====== Provided records

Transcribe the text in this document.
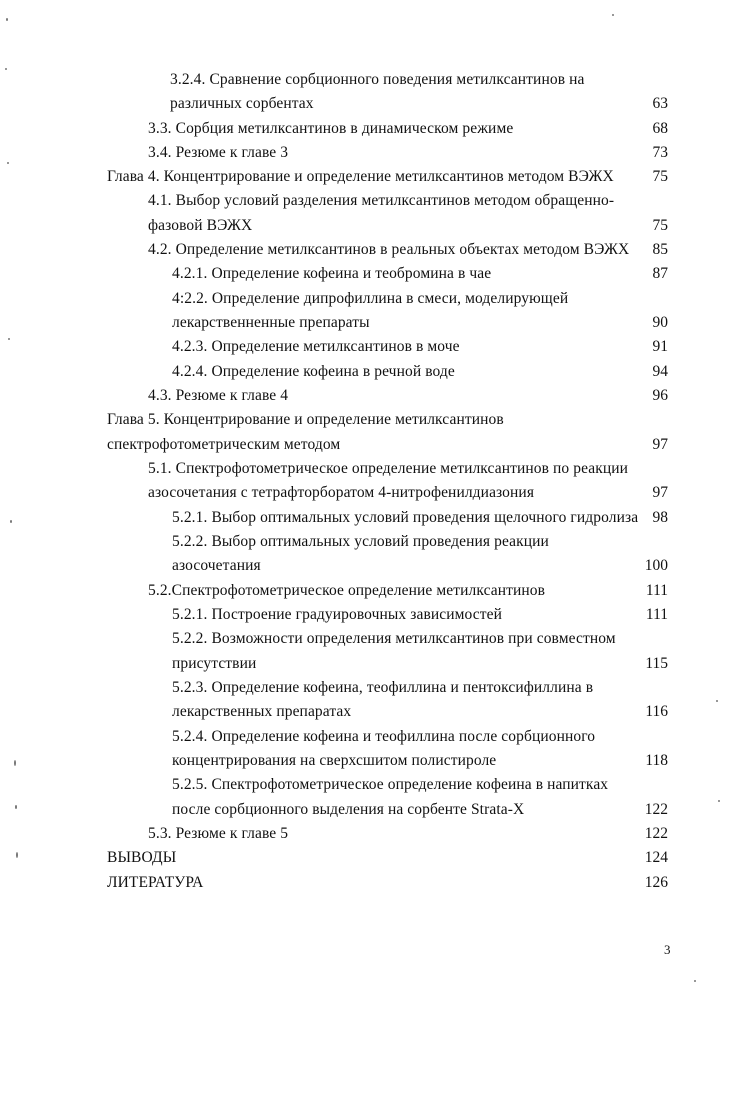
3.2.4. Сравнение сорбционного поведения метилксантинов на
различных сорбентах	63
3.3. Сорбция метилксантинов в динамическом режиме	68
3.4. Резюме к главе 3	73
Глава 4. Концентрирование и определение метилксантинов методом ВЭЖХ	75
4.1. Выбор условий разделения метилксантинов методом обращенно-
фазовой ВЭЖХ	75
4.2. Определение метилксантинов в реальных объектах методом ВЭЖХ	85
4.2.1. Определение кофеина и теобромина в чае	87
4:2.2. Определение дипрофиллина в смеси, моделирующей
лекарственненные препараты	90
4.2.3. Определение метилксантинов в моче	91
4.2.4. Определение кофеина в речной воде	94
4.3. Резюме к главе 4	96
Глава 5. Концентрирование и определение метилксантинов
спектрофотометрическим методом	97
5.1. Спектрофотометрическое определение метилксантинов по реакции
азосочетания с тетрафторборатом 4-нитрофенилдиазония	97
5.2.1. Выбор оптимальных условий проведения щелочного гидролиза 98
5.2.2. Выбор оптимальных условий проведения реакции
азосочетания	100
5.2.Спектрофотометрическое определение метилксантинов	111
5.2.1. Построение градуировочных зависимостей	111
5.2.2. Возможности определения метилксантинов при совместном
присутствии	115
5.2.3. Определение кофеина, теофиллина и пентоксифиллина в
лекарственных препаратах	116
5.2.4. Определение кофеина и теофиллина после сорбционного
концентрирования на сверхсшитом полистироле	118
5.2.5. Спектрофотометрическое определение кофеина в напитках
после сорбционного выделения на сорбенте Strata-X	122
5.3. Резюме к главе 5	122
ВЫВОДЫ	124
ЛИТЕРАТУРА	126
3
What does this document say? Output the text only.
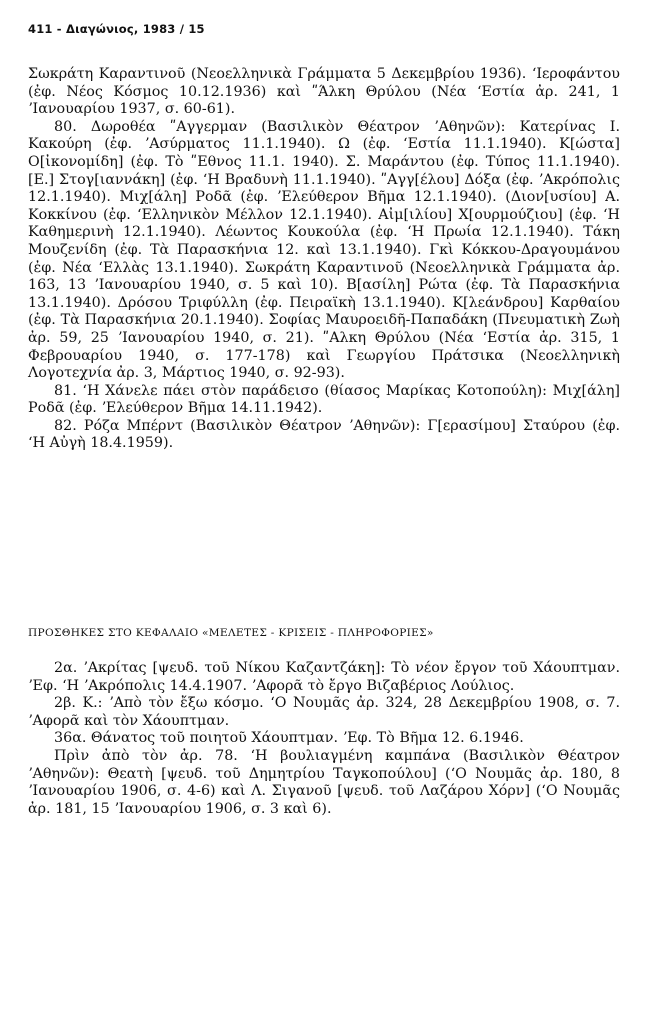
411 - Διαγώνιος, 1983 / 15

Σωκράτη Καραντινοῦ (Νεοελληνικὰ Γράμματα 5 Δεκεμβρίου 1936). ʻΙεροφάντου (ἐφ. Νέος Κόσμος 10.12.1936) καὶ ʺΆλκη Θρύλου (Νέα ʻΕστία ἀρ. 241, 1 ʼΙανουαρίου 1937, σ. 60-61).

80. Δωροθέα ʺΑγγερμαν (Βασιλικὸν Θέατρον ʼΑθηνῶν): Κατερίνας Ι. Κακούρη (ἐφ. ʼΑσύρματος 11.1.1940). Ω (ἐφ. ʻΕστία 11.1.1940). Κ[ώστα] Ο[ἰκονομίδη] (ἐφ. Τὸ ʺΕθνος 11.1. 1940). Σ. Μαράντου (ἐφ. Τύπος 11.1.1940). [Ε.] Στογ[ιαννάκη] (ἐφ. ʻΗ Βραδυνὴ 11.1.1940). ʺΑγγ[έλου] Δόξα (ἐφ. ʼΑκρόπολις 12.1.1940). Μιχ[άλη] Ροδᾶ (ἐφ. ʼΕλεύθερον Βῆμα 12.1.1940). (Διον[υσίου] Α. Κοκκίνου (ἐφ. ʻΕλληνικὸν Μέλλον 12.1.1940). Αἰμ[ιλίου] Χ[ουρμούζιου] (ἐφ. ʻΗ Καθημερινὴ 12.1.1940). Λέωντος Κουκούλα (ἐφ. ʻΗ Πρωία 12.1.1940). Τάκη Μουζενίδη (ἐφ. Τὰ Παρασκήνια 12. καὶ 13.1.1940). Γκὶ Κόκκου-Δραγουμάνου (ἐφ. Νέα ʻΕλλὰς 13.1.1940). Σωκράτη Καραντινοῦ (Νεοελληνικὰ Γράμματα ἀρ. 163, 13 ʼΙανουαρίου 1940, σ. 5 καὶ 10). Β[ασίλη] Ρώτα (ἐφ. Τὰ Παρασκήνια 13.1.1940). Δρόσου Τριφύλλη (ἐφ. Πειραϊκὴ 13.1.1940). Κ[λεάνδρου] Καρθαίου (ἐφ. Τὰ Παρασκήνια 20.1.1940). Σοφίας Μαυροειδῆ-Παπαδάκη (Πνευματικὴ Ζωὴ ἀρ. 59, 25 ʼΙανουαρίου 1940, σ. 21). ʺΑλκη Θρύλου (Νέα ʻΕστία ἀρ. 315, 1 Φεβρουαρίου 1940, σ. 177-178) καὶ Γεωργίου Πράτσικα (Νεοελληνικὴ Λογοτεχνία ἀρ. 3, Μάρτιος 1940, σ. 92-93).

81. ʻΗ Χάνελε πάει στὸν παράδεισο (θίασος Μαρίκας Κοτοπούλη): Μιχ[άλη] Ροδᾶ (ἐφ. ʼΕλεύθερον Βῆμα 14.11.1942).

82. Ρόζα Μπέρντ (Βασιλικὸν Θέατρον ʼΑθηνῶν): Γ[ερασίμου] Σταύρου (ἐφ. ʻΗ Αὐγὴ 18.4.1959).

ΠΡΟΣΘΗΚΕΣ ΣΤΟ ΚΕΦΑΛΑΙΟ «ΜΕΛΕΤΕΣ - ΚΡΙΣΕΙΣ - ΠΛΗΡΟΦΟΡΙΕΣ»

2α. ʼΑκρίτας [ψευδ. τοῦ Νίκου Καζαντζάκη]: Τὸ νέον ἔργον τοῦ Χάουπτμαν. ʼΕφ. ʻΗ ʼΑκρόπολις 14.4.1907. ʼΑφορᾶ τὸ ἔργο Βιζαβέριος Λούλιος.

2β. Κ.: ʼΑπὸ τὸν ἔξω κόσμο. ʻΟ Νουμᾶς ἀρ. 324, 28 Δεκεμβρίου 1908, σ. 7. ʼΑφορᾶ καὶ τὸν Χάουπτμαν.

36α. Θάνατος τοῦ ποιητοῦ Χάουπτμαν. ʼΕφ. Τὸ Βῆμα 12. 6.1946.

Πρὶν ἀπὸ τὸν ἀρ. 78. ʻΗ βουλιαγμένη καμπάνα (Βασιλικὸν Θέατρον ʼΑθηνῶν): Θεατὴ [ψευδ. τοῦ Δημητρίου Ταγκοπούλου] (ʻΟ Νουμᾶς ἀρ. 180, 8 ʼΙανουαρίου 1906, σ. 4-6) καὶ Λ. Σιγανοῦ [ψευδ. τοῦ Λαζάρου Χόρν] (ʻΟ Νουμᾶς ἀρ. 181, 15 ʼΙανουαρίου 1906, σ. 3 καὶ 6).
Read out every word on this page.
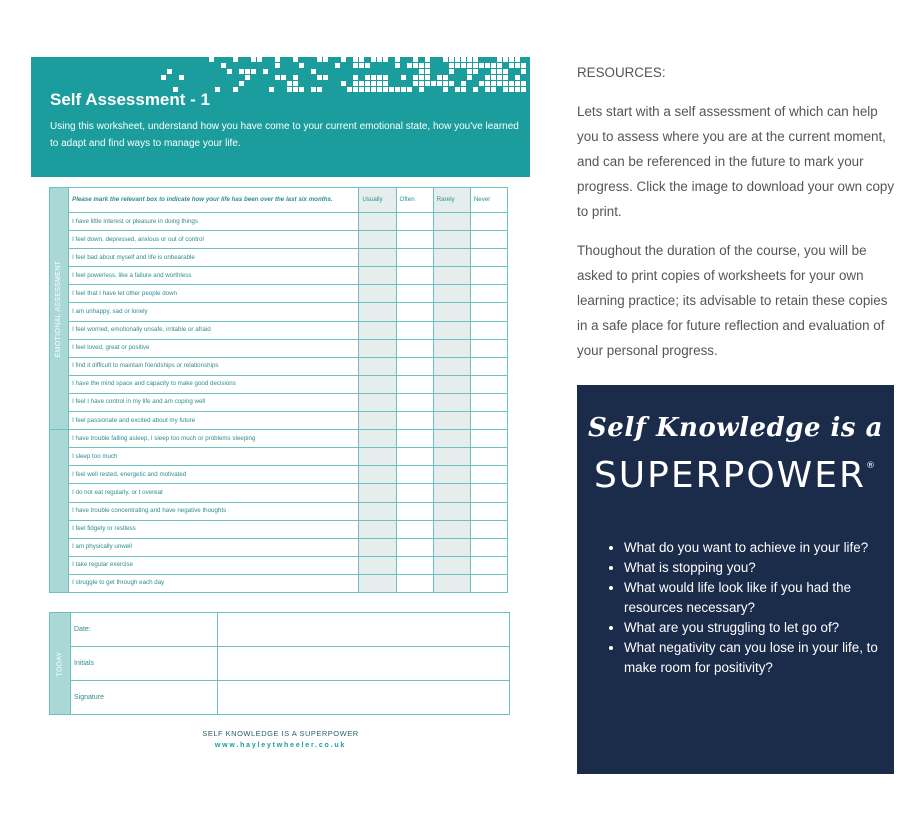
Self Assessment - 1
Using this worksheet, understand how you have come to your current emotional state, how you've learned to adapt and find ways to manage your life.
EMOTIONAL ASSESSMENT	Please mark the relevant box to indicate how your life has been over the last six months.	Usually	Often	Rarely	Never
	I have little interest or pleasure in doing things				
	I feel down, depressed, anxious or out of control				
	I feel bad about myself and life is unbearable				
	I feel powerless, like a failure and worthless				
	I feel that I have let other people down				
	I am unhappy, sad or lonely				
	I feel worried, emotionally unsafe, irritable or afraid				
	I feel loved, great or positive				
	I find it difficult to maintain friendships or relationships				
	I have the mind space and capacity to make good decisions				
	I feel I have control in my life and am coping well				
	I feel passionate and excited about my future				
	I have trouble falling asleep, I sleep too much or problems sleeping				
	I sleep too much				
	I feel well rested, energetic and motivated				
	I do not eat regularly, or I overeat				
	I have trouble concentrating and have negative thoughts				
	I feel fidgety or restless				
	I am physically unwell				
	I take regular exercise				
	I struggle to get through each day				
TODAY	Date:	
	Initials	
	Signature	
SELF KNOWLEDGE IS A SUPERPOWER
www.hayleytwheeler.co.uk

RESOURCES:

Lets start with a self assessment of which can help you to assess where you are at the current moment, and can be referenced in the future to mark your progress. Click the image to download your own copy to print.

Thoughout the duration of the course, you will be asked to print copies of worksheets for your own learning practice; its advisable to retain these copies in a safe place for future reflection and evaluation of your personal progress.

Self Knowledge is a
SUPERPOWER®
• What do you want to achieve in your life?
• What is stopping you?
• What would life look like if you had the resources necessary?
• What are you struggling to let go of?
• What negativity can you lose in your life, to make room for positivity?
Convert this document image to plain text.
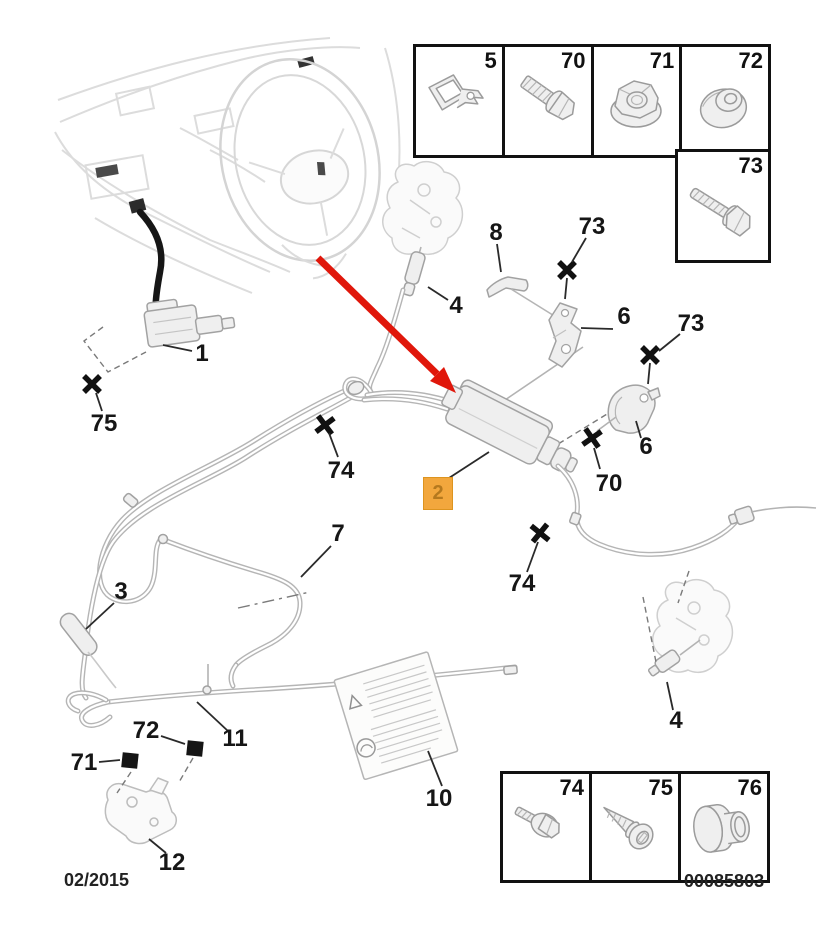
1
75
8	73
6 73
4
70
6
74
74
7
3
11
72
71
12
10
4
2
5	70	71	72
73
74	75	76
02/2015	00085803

============

▶ Directions for this task: What is the number of lines above that contain the string "mark"? Answer with the number alone.

▶ Solution: 2